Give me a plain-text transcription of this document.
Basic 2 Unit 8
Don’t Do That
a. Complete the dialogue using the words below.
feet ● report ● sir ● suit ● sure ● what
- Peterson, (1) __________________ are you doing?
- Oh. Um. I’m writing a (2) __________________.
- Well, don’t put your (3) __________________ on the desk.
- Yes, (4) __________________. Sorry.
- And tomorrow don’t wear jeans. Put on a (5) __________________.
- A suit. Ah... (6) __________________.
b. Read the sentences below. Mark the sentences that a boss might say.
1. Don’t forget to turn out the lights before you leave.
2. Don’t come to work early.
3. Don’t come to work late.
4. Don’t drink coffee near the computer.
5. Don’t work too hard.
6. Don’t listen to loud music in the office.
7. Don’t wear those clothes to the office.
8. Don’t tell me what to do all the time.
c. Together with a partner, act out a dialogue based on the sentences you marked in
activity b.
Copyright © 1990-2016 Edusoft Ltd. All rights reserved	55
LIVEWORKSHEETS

□ □ □ □ □ □ □

▶ [Given task]:
Go through the listing and print each line exactly as it appears.

▶ [The solution]:
Give me a plain-text transcription of this document.
Basic 2 Unit 8
Don’t Do That
a. Complete the dialogue using the words below.
feet ● report ● sir ● suit ● sure ● what
- Peterson, (1) __________________ are you doing?
- Oh. Um. I’m writing a (2) __________________.
- Well, don’t put your (3) __________________ on the desk.
- Yes, (4) __________________. Sorry.
- And tomorrow don’t wear jeans. Put on a (5) __________________.
- A suit. Ah... (6) __________________.
b. Read the sentences below. Mark the sentences that a boss might say.
1. Don’t forget to turn out the lights before you leave.
2. Don’t come to work early.
3. Don’t come to work late.
4. Don’t drink coffee near the computer.
5. Don’t work too hard.
6. Don’t listen to loud music in the office.
7. Don’t wear those clothes to the office.
8. Don’t tell me what to do all the time.
c. Together with a partner, act out a dialogue based on the sentences you marked in
activity b.
Copyright © 1990-2016 Edusoft Ltd. All rights reserved	55
LIVEWORKSHEETS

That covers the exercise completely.